[Saved entries]
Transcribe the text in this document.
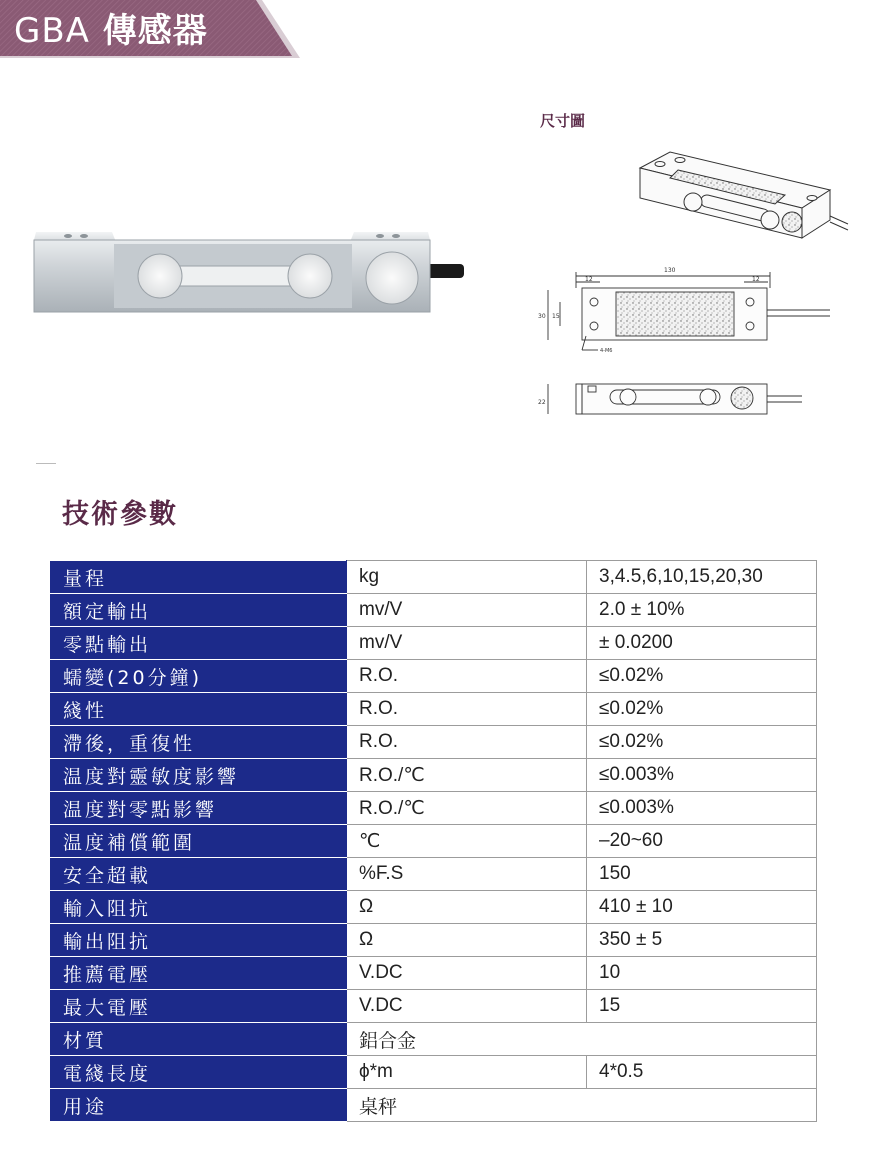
GBA 傳感器
尺寸圖
130
12	12
30 15
4-M6
22
技術參數
量程	kg	3,4.5,6,10,15,20,30
額定輸出	mv/V	2.0 ± 10%
零點輸出	mv/V	± 0.0200
蠕變(20分鐘)	R.O.	≤0.02%
綫性	R.O.	≤0.02%
滯後，重復性	R.O.	≤0.02%
温度對靈敏度影響	R.O./℃	≤0.003%
温度對零點影響	R.O./℃	≤0.003%
温度補償範圍	℃	–20~60
安全超載	%F.S	150
輸入阻抗	Ω	410 ± 10
輸出阻抗	Ω	350 ± 5
推薦電壓	V.DC	10
最大電壓	V.DC	15
材質	鋁合金	
電綫長度	ϕ*m	4*0.5
用途	桌秤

OBJECTIVE:
Omitting all images, print the listing exactly.

TASK ANSWER:
Transcribe the text in this document.
GBA 傳感器
尺寸圖
130
12	12
30 15
4-M6
22
技術參數
量程	kg	3,4.5,6,10,15,20,30
額定輸出	mv/V	2.0 ± 10%
零點輸出	mv/V	± 0.0200
蠕變(20分鐘)	R.O.	≤0.02%
綫性	R.O.	≤0.02%
滯後，重復性	R.O.	≤0.02%
温度對靈敏度影響	R.O./℃	≤0.003%
温度對零點影響	R.O./℃	≤0.003%
温度補償範圍	℃	–20~60
安全超載	%F.S	150
輸入阻抗	Ω	410 ± 10
輸出阻抗	Ω	350 ± 5
推薦電壓	V.DC	10
最大電壓	V.DC	15
材質	鋁合金	
電綫長度	ϕ*m	4*0.5
用途	桌秤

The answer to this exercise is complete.